DIRECTIONS: Find the lines with the string "Rate" and return them.

RECORDS TO PROCESS:
======

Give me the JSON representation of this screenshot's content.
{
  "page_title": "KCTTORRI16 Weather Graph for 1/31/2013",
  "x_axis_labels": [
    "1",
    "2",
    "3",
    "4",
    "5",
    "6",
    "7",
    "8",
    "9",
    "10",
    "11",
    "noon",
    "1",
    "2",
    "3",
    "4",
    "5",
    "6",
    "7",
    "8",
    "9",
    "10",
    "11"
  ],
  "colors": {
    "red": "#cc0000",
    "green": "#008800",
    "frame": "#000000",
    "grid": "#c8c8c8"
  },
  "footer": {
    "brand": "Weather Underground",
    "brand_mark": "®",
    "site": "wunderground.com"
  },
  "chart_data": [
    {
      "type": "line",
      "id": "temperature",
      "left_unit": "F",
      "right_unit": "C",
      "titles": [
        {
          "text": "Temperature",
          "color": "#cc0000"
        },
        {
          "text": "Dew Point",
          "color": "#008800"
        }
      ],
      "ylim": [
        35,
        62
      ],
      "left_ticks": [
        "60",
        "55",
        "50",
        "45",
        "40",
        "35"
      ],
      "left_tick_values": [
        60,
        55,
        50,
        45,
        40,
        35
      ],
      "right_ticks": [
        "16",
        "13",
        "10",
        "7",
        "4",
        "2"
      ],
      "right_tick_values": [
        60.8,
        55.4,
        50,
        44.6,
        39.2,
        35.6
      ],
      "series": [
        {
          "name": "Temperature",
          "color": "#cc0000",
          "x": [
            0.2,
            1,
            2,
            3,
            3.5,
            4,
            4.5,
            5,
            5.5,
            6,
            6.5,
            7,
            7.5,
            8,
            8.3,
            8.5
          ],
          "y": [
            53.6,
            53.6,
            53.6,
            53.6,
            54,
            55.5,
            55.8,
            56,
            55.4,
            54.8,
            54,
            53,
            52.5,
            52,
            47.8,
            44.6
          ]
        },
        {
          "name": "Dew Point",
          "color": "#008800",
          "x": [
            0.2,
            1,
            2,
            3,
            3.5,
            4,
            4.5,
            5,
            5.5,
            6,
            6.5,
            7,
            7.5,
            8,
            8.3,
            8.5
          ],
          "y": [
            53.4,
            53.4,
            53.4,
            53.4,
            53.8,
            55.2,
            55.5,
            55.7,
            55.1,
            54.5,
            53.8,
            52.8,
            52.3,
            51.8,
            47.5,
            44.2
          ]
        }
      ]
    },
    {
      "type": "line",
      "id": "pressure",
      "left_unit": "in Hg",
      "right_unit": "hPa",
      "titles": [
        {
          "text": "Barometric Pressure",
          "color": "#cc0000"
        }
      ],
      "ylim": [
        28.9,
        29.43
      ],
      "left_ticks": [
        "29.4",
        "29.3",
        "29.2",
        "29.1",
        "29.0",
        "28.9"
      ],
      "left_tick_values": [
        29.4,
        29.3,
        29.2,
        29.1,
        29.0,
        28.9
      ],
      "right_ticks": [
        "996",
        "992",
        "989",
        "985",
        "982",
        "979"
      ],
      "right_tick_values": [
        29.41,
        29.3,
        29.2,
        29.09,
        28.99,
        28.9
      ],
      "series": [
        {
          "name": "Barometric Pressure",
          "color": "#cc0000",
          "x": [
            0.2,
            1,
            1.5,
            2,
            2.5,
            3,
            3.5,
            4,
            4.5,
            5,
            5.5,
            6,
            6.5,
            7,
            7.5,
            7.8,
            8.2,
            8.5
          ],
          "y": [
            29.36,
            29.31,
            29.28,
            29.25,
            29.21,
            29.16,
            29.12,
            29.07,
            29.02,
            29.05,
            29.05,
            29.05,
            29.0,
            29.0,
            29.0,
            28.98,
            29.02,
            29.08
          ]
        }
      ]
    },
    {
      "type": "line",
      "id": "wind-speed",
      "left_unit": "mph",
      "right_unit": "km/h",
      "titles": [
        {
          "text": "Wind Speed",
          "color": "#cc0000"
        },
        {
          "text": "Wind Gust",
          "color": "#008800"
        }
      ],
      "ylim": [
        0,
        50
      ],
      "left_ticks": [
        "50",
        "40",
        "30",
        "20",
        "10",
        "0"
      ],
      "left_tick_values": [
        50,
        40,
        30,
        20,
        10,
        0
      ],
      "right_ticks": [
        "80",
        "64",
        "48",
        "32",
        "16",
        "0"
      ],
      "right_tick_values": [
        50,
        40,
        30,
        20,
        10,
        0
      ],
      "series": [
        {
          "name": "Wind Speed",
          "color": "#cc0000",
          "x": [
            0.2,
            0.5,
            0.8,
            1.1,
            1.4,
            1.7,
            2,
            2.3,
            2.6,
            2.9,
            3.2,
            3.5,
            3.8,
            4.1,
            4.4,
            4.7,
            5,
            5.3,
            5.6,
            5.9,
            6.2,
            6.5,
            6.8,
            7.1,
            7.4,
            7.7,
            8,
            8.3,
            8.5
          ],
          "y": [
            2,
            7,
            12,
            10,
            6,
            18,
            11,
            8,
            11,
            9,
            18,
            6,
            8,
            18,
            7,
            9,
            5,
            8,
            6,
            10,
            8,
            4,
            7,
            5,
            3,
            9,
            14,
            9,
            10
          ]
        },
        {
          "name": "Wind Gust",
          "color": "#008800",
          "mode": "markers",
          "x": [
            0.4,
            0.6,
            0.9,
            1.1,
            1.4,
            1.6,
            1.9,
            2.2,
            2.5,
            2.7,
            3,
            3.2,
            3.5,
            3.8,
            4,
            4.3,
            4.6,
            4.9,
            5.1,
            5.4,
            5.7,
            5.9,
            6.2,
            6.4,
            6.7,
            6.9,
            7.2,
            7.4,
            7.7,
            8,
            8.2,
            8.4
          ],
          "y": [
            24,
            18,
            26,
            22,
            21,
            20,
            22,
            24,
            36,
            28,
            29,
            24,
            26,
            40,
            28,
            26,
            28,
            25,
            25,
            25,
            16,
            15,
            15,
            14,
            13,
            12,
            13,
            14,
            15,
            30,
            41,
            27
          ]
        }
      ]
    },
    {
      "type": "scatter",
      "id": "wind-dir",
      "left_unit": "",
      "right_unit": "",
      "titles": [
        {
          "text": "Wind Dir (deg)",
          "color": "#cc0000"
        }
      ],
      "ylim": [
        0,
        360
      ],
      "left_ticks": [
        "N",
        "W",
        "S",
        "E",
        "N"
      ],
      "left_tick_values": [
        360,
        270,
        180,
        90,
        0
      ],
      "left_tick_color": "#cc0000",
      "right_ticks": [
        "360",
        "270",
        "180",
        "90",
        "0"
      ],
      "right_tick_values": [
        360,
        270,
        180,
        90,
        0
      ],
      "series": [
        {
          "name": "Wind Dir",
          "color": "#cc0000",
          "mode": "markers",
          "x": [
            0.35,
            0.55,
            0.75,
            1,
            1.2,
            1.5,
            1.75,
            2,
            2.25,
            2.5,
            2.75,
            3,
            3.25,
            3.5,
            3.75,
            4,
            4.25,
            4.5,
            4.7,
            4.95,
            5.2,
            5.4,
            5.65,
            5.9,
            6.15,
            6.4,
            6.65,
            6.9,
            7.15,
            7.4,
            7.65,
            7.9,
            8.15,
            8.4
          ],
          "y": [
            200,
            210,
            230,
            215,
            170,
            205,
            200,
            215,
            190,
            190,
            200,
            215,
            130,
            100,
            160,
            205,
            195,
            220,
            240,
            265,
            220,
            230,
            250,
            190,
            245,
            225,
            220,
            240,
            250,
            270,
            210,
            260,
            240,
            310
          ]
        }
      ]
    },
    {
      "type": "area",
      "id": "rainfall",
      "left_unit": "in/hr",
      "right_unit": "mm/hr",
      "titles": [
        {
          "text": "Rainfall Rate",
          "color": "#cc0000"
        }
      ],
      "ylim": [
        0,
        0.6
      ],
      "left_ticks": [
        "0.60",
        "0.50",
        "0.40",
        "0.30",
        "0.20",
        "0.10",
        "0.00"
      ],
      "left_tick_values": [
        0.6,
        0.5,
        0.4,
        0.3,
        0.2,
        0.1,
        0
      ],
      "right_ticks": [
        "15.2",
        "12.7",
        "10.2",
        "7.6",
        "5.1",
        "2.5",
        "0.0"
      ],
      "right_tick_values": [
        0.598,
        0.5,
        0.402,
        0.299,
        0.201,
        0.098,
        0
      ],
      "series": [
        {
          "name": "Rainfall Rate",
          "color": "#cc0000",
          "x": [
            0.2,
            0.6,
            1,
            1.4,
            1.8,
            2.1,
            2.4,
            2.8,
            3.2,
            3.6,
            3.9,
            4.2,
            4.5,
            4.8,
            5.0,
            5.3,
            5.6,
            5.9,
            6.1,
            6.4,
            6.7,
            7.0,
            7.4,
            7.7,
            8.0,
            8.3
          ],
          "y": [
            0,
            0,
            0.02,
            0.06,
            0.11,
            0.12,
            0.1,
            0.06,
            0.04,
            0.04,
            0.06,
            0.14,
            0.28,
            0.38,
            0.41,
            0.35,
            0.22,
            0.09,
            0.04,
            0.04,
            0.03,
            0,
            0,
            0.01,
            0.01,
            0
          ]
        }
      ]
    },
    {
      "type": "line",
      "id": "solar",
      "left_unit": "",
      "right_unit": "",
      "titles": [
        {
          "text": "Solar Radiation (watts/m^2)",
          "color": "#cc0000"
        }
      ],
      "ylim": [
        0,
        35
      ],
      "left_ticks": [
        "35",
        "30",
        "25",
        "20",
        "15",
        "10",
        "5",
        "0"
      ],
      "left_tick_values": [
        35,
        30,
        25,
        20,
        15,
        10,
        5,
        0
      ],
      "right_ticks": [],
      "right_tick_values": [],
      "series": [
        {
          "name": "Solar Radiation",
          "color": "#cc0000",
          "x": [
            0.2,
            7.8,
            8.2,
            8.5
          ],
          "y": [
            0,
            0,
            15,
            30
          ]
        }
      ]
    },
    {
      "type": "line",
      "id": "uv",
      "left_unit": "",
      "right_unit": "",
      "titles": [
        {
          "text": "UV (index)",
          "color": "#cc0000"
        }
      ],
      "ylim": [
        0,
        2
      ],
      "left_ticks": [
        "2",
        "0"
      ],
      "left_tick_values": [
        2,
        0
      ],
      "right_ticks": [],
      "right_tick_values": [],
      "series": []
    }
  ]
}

======

EXERCISE SOLUTION:
          "text": "Rainfall Rate",
          "name": "Rainfall Rate",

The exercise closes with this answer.